**Data provided:**

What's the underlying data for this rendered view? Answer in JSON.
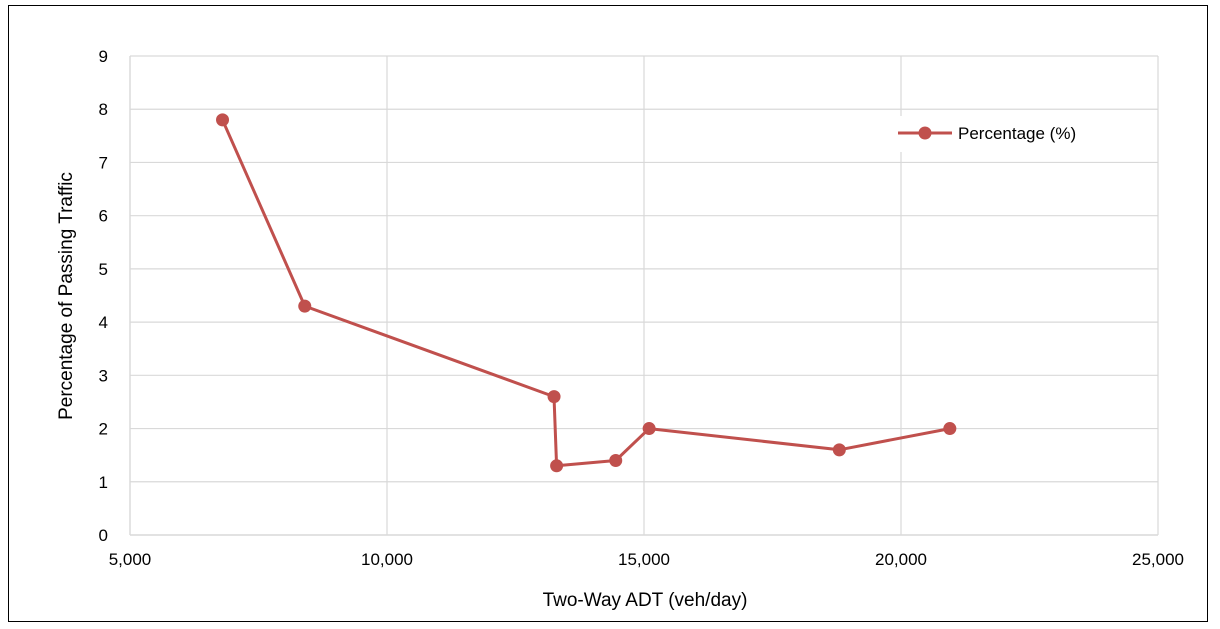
{
  "chart_data": {
    "type": "line",
    "title": "",
    "xlabel": "Two-Way ADT (veh/day)",
    "ylabel": "Percentage of Passing Traffic",
    "xlim": [
      5000,
      25000
    ],
    "ylim": [
      0,
      9
    ],
    "x_ticks": [
      5000,
      10000,
      15000,
      20000,
      25000
    ],
    "x_tick_labels": [
      "5,000",
      "10,000",
      "15,000",
      "20,000",
      "25,000"
    ],
    "y_ticks": [
      0,
      1,
      2,
      3,
      4,
      5,
      6,
      7,
      8,
      9
    ],
    "y_tick_labels": [
      "0",
      "1",
      "2",
      "3",
      "4",
      "5",
      "6",
      "7",
      "8",
      "9"
    ],
    "grid": true,
    "legend_position": "top-right",
    "series": [
      {
        "name": "Percentage (%)",
        "color": "#c0504d",
        "x": [
          6800,
          8400,
          13250,
          13300,
          14450,
          15100,
          18800,
          20950
        ],
        "y": [
          7.8,
          4.3,
          2.6,
          1.3,
          1.4,
          2.0,
          1.6,
          2.0
        ]
      }
    ]
  },
  "colors": {
    "grid": "#d9d9d9",
    "frame": "#000000",
    "series": "#c0504d"
  }
}
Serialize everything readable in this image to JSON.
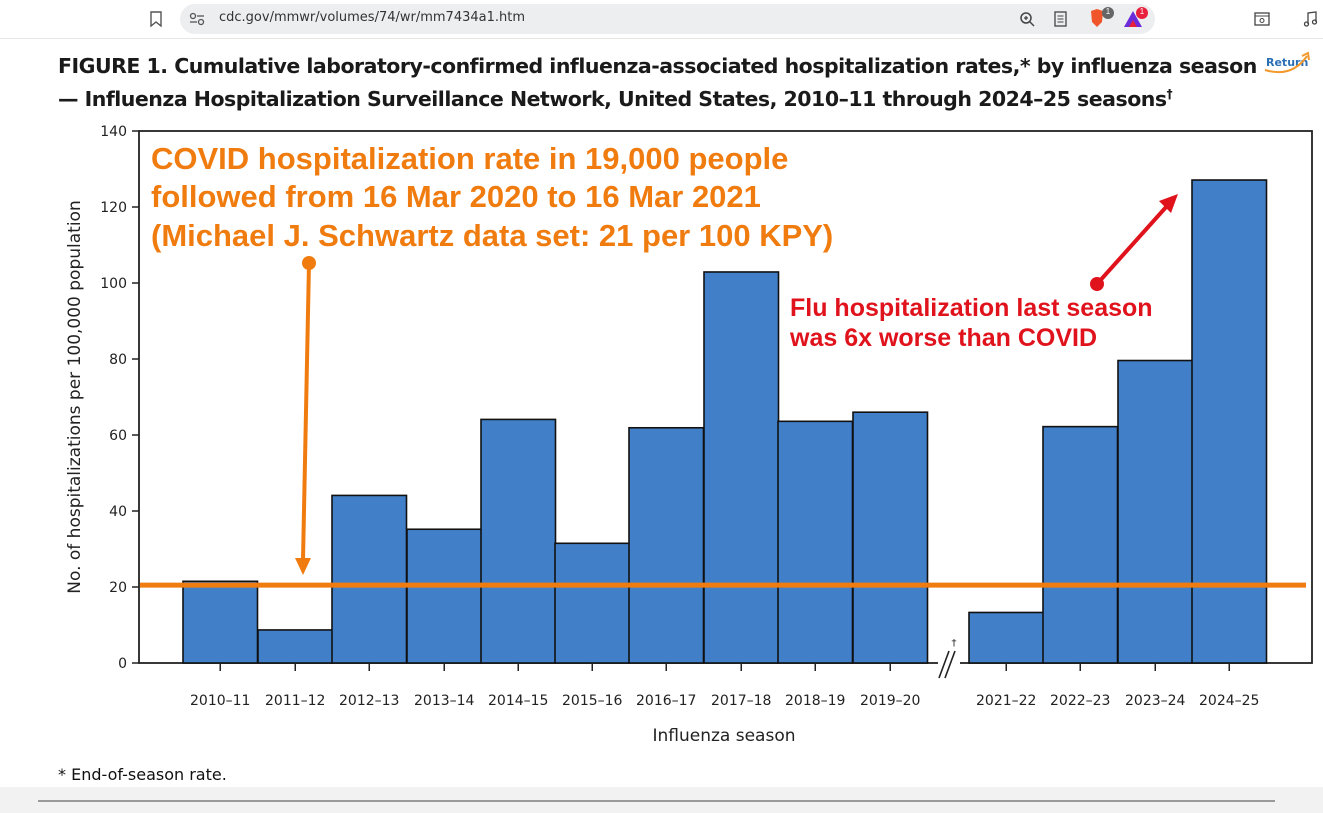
{
  "browser": {
    "url": "cdc.gov/mmwr/volumes/74/wr/mm7434a1.htm",
    "brave_badge": "1",
    "rewards_badge": "1"
  },
  "figure": {
    "title_label": "FIGURE 1",
    "title_text": ". Cumulative laboratory-confirmed influenza-associated hospitalization rates,* by influenza season — Influenza Hospitalization Surveillance Network, United States, 2010–11 through 2024–25 seasons",
    "title_dagger": "†",
    "return_label": "Return",
    "footnote": "* End-of-season rate."
  },
  "chart_data": {
    "type": "bar",
    "xlabel": "Influenza season",
    "ylabel": "No. of hospitalizations per 100,000 population",
    "ylim": [
      0,
      140
    ],
    "yticks": [
      0,
      20,
      40,
      60,
      80,
      100,
      120,
      140
    ],
    "categories": [
      "2010–11",
      "2011–12",
      "2012–13",
      "2013–14",
      "2014–15",
      "2015–16",
      "2016–17",
      "2017–18",
      "2018–19",
      "2019–20",
      "2021–22",
      "2022–23",
      "2023–24",
      "2024–25"
    ],
    "values": [
      21.5,
      8.7,
      44.1,
      35.2,
      64.1,
      31.5,
      61.9,
      102.9,
      63.6,
      66.0,
      13.3,
      62.2,
      79.6,
      127.1
    ],
    "break_after_index": 9,
    "break_mark": "†",
    "bar_color": "#4180c8",
    "reference_line": {
      "value": 20.5,
      "color": "#f07c10"
    },
    "annotations": {
      "covid_lines": [
        "COVID hospitalization rate in 19,000 people",
        "followed from 16 Mar 2020 to 16 Mar 2021",
        "(Michael J. Schwartz data set: 21 per 100 KPY)"
      ],
      "covid_color": "#f07c10",
      "flu_lines": [
        "Flu hospitalization last season",
        "was 6x worse than COVID"
      ],
      "flu_color": "#e0121c"
    }
  }
}
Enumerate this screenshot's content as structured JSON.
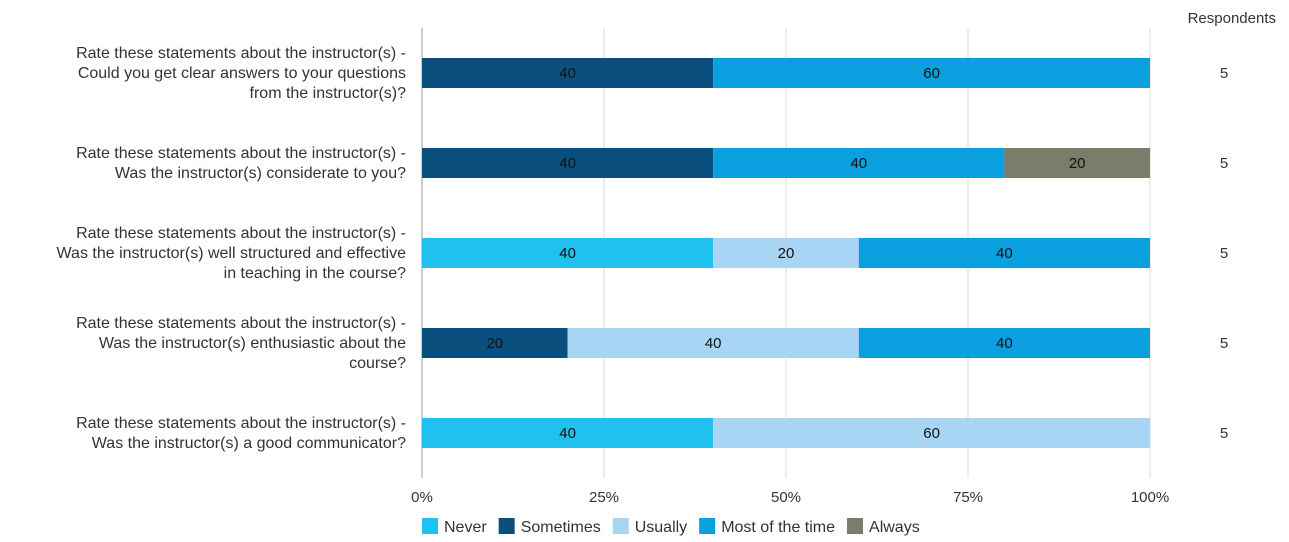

**Written request:**
Write out every line of the entries that holds the word "xlabel".

**Result of this exercise:**
    "xlabel": "Two-Way ADT (veh/day)",
    "xlabel": "Influenza season",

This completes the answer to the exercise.